* [To do]:
Write out every record in full, exactly as written, please.

* [Data for processing]:
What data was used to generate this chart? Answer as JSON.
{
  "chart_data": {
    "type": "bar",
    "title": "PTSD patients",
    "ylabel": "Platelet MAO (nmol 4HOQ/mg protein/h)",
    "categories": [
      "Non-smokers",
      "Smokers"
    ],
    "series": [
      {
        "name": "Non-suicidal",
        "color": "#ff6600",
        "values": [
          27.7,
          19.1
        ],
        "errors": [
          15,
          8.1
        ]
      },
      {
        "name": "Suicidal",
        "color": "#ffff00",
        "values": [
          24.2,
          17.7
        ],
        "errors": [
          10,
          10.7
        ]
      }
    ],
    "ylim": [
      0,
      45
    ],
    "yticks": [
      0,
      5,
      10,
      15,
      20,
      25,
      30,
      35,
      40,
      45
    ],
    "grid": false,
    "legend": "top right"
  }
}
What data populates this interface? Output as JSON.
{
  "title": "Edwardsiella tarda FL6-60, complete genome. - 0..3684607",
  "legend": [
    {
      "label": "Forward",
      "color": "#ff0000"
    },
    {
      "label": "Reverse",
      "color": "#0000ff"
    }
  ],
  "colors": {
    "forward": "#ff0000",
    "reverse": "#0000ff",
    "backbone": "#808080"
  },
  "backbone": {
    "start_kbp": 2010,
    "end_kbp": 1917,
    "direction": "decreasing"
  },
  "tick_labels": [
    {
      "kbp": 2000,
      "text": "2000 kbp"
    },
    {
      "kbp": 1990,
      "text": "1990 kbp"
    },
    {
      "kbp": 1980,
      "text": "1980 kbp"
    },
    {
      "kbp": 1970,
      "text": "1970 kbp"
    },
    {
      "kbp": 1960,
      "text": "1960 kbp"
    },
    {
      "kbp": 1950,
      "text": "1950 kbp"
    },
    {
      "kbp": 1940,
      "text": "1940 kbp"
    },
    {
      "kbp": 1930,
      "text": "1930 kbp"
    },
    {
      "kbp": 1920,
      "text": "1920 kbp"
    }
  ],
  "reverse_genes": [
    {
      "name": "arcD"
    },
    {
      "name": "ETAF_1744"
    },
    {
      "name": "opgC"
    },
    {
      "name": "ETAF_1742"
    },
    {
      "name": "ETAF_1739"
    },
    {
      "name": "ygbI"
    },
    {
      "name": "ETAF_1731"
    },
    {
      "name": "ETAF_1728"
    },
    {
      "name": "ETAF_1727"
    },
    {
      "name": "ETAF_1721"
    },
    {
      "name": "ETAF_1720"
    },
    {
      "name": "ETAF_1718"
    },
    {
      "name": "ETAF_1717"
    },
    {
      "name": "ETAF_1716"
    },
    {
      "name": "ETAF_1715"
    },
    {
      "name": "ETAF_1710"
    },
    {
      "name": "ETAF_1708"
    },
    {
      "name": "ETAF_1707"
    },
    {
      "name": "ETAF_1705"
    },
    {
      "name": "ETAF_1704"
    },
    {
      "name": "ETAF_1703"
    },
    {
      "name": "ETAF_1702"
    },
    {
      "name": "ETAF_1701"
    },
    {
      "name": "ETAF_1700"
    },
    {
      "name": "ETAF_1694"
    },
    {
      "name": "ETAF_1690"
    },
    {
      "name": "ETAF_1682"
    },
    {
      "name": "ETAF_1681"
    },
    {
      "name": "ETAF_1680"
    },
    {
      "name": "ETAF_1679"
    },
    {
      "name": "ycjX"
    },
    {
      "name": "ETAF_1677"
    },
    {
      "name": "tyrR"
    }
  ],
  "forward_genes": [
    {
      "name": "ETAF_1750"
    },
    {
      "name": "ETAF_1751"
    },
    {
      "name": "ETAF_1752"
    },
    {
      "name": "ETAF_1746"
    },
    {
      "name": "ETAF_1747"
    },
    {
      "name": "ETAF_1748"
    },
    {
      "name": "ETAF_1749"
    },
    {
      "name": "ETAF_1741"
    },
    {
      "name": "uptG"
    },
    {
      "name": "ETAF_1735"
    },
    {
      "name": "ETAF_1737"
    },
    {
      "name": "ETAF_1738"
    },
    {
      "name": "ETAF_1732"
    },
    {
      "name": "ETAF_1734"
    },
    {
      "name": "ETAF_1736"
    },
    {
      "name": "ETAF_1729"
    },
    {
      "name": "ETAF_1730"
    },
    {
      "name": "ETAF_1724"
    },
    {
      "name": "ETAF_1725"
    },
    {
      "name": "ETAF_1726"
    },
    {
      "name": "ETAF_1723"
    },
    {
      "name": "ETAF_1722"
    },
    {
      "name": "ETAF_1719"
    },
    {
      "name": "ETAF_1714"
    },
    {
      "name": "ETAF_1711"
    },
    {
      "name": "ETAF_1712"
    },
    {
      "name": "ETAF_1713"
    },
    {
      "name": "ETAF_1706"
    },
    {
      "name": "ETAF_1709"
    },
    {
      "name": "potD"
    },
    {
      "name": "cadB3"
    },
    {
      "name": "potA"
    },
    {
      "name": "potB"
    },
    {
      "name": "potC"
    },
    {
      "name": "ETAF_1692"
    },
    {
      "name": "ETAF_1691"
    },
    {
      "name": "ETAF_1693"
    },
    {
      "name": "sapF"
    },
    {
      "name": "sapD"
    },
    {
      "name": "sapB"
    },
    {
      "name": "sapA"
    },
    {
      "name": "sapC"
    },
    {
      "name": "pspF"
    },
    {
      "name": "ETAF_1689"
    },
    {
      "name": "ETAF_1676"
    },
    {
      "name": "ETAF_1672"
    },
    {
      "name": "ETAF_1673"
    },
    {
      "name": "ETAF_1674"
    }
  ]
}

* [Expected answer]:
What data was used to generate this chart? Answer as JSON.
{
  "chart_data": {
    "type": "bar",
    "title": "PTSD patients",
    "ylabel": "Platelet MAO (nmol 4HOQ/mg protein/h)",
    "categories": [
      "Non-smokers",
      "Smokers"
    ],
    "series": [
      {
        "name": "Non-suicidal",
        "color": "#ff6600",
        "values": [
          27.7,
          19.1
        ],
        "errors": [
          15,
          8.1
        ]
      },
      {
        "name": "Suicidal",
        "color": "#ffff00",
        "values": [
          24.2,
          17.7
        ],
        "errors": [
          10,
          10.7
        ]
      }
    ],
    "ylim": [
      0,
      45
    ],
    "yticks": [
      0,
      5,
      10,
      15,
      20,
      25,
      30,
      35,
      40,
      45
    ],
    "grid": false,
    "legend": "top right"
  }
}
What data populates this interface? Output as JSON.
{
  "title": "Edwardsiella tarda FL6-60, complete genome. - 0..3684607",
  "legend": [
    {
      "label": "Forward",
      "color": "#ff0000"
    },
    {
      "label": "Reverse",
      "color": "#0000ff"
    }
  ],
  "colors": {
    "forward": "#ff0000",
    "reverse": "#0000ff",
    "backbone": "#808080"
  },
  "backbone": {
    "start_kbp": 2010,
    "end_kbp": 1917,
    "direction": "decreasing"
  },
  "tick_labels": [
    {
      "kbp": 2000,
      "text": "2000 kbp"
    },
    {
      "kbp": 1990,
      "text": "1990 kbp"
    },
    {
      "kbp": 1980,
      "text": "1980 kbp"
    },
    {
      "kbp": 1970,
      "text": "1970 kbp"
    },
    {
      "kbp": 1960,
      "text": "1960 kbp"
    },
    {
      "kbp": 1950,
      "text": "1950 kbp"
    },
    {
      "kbp": 1940,
      "text": "1940 kbp"
    },
    {
      "kbp": 1930,
      "text": "1930 kbp"
    },
    {
      "kbp": 1920,
      "text": "1920 kbp"
    }
  ],
  "reverse_genes": [
    {
      "name": "arcD"
    },
    {
      "name": "ETAF_1744"
    },
    {
      "name": "opgC"
    },
    {
      "name": "ETAF_1742"
    },
    {
      "name": "ETAF_1739"
    },
    {
      "name": "ygbI"
    },
    {
      "name": "ETAF_1731"
    },
    {
      "name": "ETAF_1728"
    },
    {
      "name": "ETAF_1727"
    },
    {
      "name": "ETAF_1721"
    },
    {
      "name": "ETAF_1720"
    },
    {
      "name": "ETAF_1718"
    },
    {
      "name": "ETAF_1717"
    },
    {
      "name": "ETAF_1716"
    },
    {
      "name": "ETAF_1715"
    },
    {
      "name": "ETAF_1710"
    },
    {
      "name": "ETAF_1708"
    },
    {
      "name": "ETAF_1707"
    },
    {
      "name": "ETAF_1705"
    },
    {
      "name": "ETAF_1704"
    },
    {
      "name": "ETAF_1703"
    },
    {
      "name": "ETAF_1702"
    },
    {
      "name": "ETAF_1701"
    },
    {
      "name": "ETAF_1700"
    },
    {
      "name": "ETAF_1694"
    },
    {
      "name": "ETAF_1690"
    },
    {
      "name": "ETAF_1682"
    },
    {
      "name": "ETAF_1681"
    },
    {
      "name": "ETAF_1680"
    },
    {
      "name": "ETAF_1679"
    },
    {
      "name": "ycjX"
    },
    {
      "name": "ETAF_1677"
    },
    {
      "name": "tyrR"
    }
  ],
  "forward_genes": [
    {
      "name": "ETAF_1750"
    },
    {
      "name": "ETAF_1751"
    },
    {
      "name": "ETAF_1752"
    },
    {
      "name": "ETAF_1746"
    },
    {
      "name": "ETAF_1747"
    },
    {
      "name": "ETAF_1748"
    },
    {
      "name": "ETAF_1749"
    },
    {
      "name": "ETAF_1741"
    },
    {
      "name": "uptG"
    },
    {
      "name": "ETAF_1735"
    },
    {
      "name": "ETAF_1737"
    },
    {
      "name": "ETAF_1738"
    },
    {
      "name": "ETAF_1732"
    },
    {
      "name": "ETAF_1734"
    },
    {
      "name": "ETAF_1736"
    },
    {
      "name": "ETAF_1729"
    },
    {
      "name": "ETAF_1730"
    },
    {
      "name": "ETAF_1724"
    },
    {
      "name": "ETAF_1725"
    },
    {
      "name": "ETAF_1726"
    },
    {
      "name": "ETAF_1723"
    },
    {
      "name": "ETAF_1722"
    },
    {
      "name": "ETAF_1719"
    },
    {
      "name": "ETAF_1714"
    },
    {
      "name": "ETAF_1711"
    },
    {
      "name": "ETAF_1712"
    },
    {
      "name": "ETAF_1713"
    },
    {
      "name": "ETAF_1706"
    },
    {
      "name": "ETAF_1709"
    },
    {
      "name": "potD"
    },
    {
      "name": "cadB3"
    },
    {
      "name": "potA"
    },
    {
      "name": "potB"
    },
    {
      "name": "potC"
    },
    {
      "name": "ETAF_1692"
    },
    {
      "name": "ETAF_1691"
    },
    {
      "name": "ETAF_1693"
    },
    {
      "name": "sapF"
    },
    {
      "name": "sapD"
    },
    {
      "name": "sapB"
    },
    {
      "name": "sapA"
    },
    {
      "name": "sapC"
    },
    {
      "name": "pspF"
    },
    {
      "name": "ETAF_1689"
    },
    {
      "name": "ETAF_1676"
    },
    {
      "name": "ETAF_1672"
    },
    {
      "name": "ETAF_1673"
    },
    {
      "name": "ETAF_1674"
    }
  ]
}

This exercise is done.